> **WRITTEN REQUEST**: Reproduce the following material exactly, including every line.

___ SOURCE MATERIAL ___

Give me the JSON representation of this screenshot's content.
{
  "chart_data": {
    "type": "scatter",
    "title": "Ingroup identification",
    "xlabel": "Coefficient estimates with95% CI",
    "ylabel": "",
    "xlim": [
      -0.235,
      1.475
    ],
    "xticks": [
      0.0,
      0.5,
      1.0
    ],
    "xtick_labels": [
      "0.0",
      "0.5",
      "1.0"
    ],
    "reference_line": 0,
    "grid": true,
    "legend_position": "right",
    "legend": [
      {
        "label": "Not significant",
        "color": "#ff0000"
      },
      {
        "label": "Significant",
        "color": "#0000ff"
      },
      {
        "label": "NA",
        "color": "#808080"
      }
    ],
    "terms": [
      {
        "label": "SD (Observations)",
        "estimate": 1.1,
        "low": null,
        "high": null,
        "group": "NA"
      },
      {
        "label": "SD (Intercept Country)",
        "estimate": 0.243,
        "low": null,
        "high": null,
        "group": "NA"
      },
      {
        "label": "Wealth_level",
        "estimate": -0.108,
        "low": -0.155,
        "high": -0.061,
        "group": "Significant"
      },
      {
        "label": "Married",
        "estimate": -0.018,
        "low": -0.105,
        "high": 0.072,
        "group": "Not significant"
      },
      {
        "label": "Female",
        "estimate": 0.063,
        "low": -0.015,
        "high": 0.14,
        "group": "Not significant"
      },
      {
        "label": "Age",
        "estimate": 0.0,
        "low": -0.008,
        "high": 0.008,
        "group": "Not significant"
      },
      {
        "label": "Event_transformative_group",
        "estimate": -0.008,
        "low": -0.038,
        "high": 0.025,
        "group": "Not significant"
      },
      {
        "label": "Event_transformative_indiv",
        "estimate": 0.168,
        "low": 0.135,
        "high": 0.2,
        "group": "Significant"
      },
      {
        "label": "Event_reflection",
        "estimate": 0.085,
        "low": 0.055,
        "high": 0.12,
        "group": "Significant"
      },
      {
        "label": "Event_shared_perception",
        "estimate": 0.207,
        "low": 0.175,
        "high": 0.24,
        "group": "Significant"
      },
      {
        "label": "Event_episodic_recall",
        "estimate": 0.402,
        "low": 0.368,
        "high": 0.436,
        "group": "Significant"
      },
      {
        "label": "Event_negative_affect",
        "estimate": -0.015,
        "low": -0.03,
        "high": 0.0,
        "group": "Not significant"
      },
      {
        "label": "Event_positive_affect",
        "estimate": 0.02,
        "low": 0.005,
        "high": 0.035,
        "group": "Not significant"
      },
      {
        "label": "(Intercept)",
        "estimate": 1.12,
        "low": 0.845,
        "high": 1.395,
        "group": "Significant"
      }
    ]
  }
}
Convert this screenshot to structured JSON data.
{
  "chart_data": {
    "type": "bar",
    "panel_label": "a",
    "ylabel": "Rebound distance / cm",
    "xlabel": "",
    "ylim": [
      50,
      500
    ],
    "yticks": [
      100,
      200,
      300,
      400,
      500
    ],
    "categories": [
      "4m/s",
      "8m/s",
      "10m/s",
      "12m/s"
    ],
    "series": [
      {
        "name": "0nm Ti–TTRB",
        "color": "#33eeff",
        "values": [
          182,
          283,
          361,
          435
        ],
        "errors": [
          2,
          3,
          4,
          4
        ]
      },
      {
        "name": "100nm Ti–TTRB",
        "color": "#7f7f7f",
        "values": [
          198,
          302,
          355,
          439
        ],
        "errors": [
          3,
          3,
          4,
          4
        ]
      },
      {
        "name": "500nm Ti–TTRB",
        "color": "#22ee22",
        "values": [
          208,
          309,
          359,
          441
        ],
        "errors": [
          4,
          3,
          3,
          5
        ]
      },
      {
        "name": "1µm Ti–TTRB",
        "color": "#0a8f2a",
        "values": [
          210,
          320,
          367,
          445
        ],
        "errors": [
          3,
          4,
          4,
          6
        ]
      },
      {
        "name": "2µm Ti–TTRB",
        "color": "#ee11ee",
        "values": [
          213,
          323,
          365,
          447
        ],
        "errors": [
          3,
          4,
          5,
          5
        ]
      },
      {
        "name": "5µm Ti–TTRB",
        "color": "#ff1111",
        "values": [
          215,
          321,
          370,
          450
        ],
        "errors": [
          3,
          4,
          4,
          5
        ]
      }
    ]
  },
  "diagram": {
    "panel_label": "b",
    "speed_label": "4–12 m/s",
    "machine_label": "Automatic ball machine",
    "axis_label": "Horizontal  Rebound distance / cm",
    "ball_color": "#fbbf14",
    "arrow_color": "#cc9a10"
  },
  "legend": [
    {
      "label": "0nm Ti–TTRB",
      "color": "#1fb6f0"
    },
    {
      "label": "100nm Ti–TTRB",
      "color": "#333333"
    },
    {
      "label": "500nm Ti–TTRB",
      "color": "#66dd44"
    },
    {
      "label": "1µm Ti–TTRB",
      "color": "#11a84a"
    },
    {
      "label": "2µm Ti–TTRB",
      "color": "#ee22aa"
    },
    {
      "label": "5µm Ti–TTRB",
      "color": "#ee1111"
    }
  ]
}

___

> **RESPONSE**:
Give me the JSON representation of this screenshot's content.
{
  "chart_data": {
    "type": "scatter",
    "title": "Ingroup identification",
    "xlabel": "Coefficient estimates with95% CI",
    "ylabel": "",
    "xlim": [
      -0.235,
      1.475
    ],
    "xticks": [
      0.0,
      0.5,
      1.0
    ],
    "xtick_labels": [
      "0.0",
      "0.5",
      "1.0"
    ],
    "reference_line": 0,
    "grid": true,
    "legend_position": "right",
    "legend": [
      {
        "label": "Not significant",
        "color": "#ff0000"
      },
      {
        "label": "Significant",
        "color": "#0000ff"
      },
      {
        "label": "NA",
        "color": "#808080"
      }
    ],
    "terms": [
      {
        "label": "SD (Observations)",
        "estimate": 1.1,
        "low": null,
        "high": null,
        "group": "NA"
      },
      {
        "label": "SD (Intercept Country)",
        "estimate": 0.243,
        "low": null,
        "high": null,
        "group": "NA"
      },
      {
        "label": "Wealth_level",
        "estimate": -0.108,
        "low": -0.155,
        "high": -0.061,
        "group": "Significant"
      },
      {
        "label": "Married",
        "estimate": -0.018,
        "low": -0.105,
        "high": 0.072,
        "group": "Not significant"
      },
      {
        "label": "Female",
        "estimate": 0.063,
        "low": -0.015,
        "high": 0.14,
        "group": "Not significant"
      },
      {
        "label": "Age",
        "estimate": 0.0,
        "low": -0.008,
        "high": 0.008,
        "group": "Not significant"
      },
      {
        "label": "Event_transformative_group",
        "estimate": -0.008,
        "low": -0.038,
        "high": 0.025,
        "group": "Not significant"
      },
      {
        "label": "Event_transformative_indiv",
        "estimate": 0.168,
        "low": 0.135,
        "high": 0.2,
        "group": "Significant"
      },
      {
        "label": "Event_reflection",
        "estimate": 0.085,
        "low": 0.055,
        "high": 0.12,
        "group": "Significant"
      },
      {
        "label": "Event_shared_perception",
        "estimate": 0.207,
        "low": 0.175,
        "high": 0.24,
        "group": "Significant"
      },
      {
        "label": "Event_episodic_recall",
        "estimate": 0.402,
        "low": 0.368,
        "high": 0.436,
        "group": "Significant"
      },
      {
        "label": "Event_negative_affect",
        "estimate": -0.015,
        "low": -0.03,
        "high": 0.0,
        "group": "Not significant"
      },
      {
        "label": "Event_positive_affect",
        "estimate": 0.02,
        "low": 0.005,
        "high": 0.035,
        "group": "Not significant"
      },
      {
        "label": "(Intercept)",
        "estimate": 1.12,
        "low": 0.845,
        "high": 1.395,
        "group": "Significant"
      }
    ]
  }
}
Convert this screenshot to structured JSON data.
{
  "chart_data": {
    "type": "bar",
    "panel_label": "a",
    "ylabel": "Rebound distance / cm",
    "xlabel": "",
    "ylim": [
      50,
      500
    ],
    "yticks": [
      100,
      200,
      300,
      400,
      500
    ],
    "categories": [
      "4m/s",
      "8m/s",
      "10m/s",
      "12m/s"
    ],
    "series": [
      {
        "name": "0nm Ti–TTRB",
        "color": "#33eeff",
        "values": [
          182,
          283,
          361,
          435
        ],
        "errors": [
          2,
          3,
          4,
          4
        ]
      },
      {
        "name": "100nm Ti–TTRB",
        "color": "#7f7f7f",
        "values": [
          198,
          302,
          355,
          439
        ],
        "errors": [
          3,
          3,
          4,
          4
        ]
      },
      {
        "name": "500nm Ti–TTRB",
        "color": "#22ee22",
        "values": [
          208,
          309,
          359,
          441
        ],
        "errors": [
          4,
          3,
          3,
          5
        ]
      },
      {
        "name": "1µm Ti–TTRB",
        "color": "#0a8f2a",
        "values": [
          210,
          320,
          367,
          445
        ],
        "errors": [
          3,
          4,
          4,
          6
        ]
      },
      {
        "name": "2µm Ti–TTRB",
        "color": "#ee11ee",
        "values": [
          213,
          323,
          365,
          447
        ],
        "errors": [
          3,
          4,
          5,
          5
        ]
      },
      {
        "name": "5µm Ti–TTRB",
        "color": "#ff1111",
        "values": [
          215,
          321,
          370,
          450
        ],
        "errors": [
          3,
          4,
          4,
          5
        ]
      }
    ]
  },
  "diagram": {
    "panel_label": "b",
    "speed_label": "4–12 m/s",
    "machine_label": "Automatic ball machine",
    "axis_label": "Horizontal  Rebound distance / cm",
    "ball_color": "#fbbf14",
    "arrow_color": "#cc9a10"
  },
  "legend": [
    {
      "label": "0nm Ti–TTRB",
      "color": "#1fb6f0"
    },
    {
      "label": "100nm Ti–TTRB",
      "color": "#333333"
    },
    {
      "label": "500nm Ti–TTRB",
      "color": "#66dd44"
    },
    {
      "label": "1µm Ti–TTRB",
      "color": "#11a84a"
    },
    {
      "label": "2µm Ti–TTRB",
      "color": "#ee22aa"
    },
    {
      "label": "5µm Ti–TTRB",
      "color": "#ee1111"
    }
  ]
}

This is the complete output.